▶ _WORK TO COMPLETE_
Set down all of the data exactly as it appears.

== DATA FOR THIS TASK ==

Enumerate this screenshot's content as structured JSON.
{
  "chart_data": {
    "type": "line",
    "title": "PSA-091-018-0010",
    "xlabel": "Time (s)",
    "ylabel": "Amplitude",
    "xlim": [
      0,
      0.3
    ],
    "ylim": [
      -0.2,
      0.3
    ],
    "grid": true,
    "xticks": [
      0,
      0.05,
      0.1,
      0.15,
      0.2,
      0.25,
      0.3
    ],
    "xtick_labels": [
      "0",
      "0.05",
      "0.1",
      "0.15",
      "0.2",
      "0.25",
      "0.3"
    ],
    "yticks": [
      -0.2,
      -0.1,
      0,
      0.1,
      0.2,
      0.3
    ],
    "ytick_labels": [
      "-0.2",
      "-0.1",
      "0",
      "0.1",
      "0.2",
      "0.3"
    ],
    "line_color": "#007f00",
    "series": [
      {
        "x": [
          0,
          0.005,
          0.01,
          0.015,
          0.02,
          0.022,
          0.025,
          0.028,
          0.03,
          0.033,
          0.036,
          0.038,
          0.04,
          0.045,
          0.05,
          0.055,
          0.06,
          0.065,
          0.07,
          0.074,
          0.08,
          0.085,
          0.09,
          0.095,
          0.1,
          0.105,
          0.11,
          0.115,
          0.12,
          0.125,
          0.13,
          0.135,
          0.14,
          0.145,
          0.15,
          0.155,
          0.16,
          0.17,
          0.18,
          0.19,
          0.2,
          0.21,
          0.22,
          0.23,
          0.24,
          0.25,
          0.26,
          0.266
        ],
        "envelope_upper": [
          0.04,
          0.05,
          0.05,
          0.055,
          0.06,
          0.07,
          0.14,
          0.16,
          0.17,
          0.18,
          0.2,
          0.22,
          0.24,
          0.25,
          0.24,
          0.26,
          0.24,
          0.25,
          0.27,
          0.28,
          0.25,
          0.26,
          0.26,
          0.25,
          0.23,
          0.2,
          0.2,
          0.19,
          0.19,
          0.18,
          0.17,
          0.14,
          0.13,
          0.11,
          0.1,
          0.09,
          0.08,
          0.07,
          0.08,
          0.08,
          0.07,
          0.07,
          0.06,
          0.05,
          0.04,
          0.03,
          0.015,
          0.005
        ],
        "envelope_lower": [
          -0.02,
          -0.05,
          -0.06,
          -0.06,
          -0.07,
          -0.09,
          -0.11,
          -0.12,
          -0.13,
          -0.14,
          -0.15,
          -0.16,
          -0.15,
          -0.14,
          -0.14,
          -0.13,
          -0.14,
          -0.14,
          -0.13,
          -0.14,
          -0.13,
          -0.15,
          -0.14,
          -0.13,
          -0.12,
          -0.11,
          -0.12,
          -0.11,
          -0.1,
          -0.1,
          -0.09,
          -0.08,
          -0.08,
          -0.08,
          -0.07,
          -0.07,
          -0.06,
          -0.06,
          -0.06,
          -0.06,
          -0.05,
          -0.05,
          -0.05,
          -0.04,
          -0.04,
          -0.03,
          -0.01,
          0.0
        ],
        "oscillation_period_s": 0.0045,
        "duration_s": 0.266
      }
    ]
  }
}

===

▶ _EXERCISE OUTPUT_
Enumerate this screenshot's content as structured JSON.
{
  "chart_data": {
    "type": "line",
    "title": "PSA-091-018-0010",
    "xlabel": "Time (s)",
    "ylabel": "Amplitude",
    "xlim": [
      0,
      0.3
    ],
    "ylim": [
      -0.2,
      0.3
    ],
    "grid": true,
    "xticks": [
      0,
      0.05,
      0.1,
      0.15,
      0.2,
      0.25,
      0.3
    ],
    "xtick_labels": [
      "0",
      "0.05",
      "0.1",
      "0.15",
      "0.2",
      "0.25",
      "0.3"
    ],
    "yticks": [
      -0.2,
      -0.1,
      0,
      0.1,
      0.2,
      0.3
    ],
    "ytick_labels": [
      "-0.2",
      "-0.1",
      "0",
      "0.1",
      "0.2",
      "0.3"
    ],
    "line_color": "#007f00",
    "series": [
      {
        "x": [
          0,
          0.005,
          0.01,
          0.015,
          0.02,
          0.022,
          0.025,
          0.028,
          0.03,
          0.033,
          0.036,
          0.038,
          0.04,
          0.045,
          0.05,
          0.055,
          0.06,
          0.065,
          0.07,
          0.074,
          0.08,
          0.085,
          0.09,
          0.095,
          0.1,
          0.105,
          0.11,
          0.115,
          0.12,
          0.125,
          0.13,
          0.135,
          0.14,
          0.145,
          0.15,
          0.155,
          0.16,
          0.17,
          0.18,
          0.19,
          0.2,
          0.21,
          0.22,
          0.23,
          0.24,
          0.25,
          0.26,
          0.266
        ],
        "envelope_upper": [
          0.04,
          0.05,
          0.05,
          0.055,
          0.06,
          0.07,
          0.14,
          0.16,
          0.17,
          0.18,
          0.2,
          0.22,
          0.24,
          0.25,
          0.24,
          0.26,
          0.24,
          0.25,
          0.27,
          0.28,
          0.25,
          0.26,
          0.26,
          0.25,
          0.23,
          0.2,
          0.2,
          0.19,
          0.19,
          0.18,
          0.17,
          0.14,
          0.13,
          0.11,
          0.1,
          0.09,
          0.08,
          0.07,
          0.08,
          0.08,
          0.07,
          0.07,
          0.06,
          0.05,
          0.04,
          0.03,
          0.015,
          0.005
        ],
        "envelope_lower": [
          -0.02,
          -0.05,
          -0.06,
          -0.06,
          -0.07,
          -0.09,
          -0.11,
          -0.12,
          -0.13,
          -0.14,
          -0.15,
          -0.16,
          -0.15,
          -0.14,
          -0.14,
          -0.13,
          -0.14,
          -0.14,
          -0.13,
          -0.14,
          -0.13,
          -0.15,
          -0.14,
          -0.13,
          -0.12,
          -0.11,
          -0.12,
          -0.11,
          -0.1,
          -0.1,
          -0.09,
          -0.08,
          -0.08,
          -0.08,
          -0.07,
          -0.07,
          -0.06,
          -0.06,
          -0.06,
          -0.06,
          -0.05,
          -0.05,
          -0.05,
          -0.04,
          -0.04,
          -0.03,
          -0.01,
          0.0
        ],
        "oscillation_period_s": 0.0045,
        "duration_s": 0.266
      }
    ]
  }
}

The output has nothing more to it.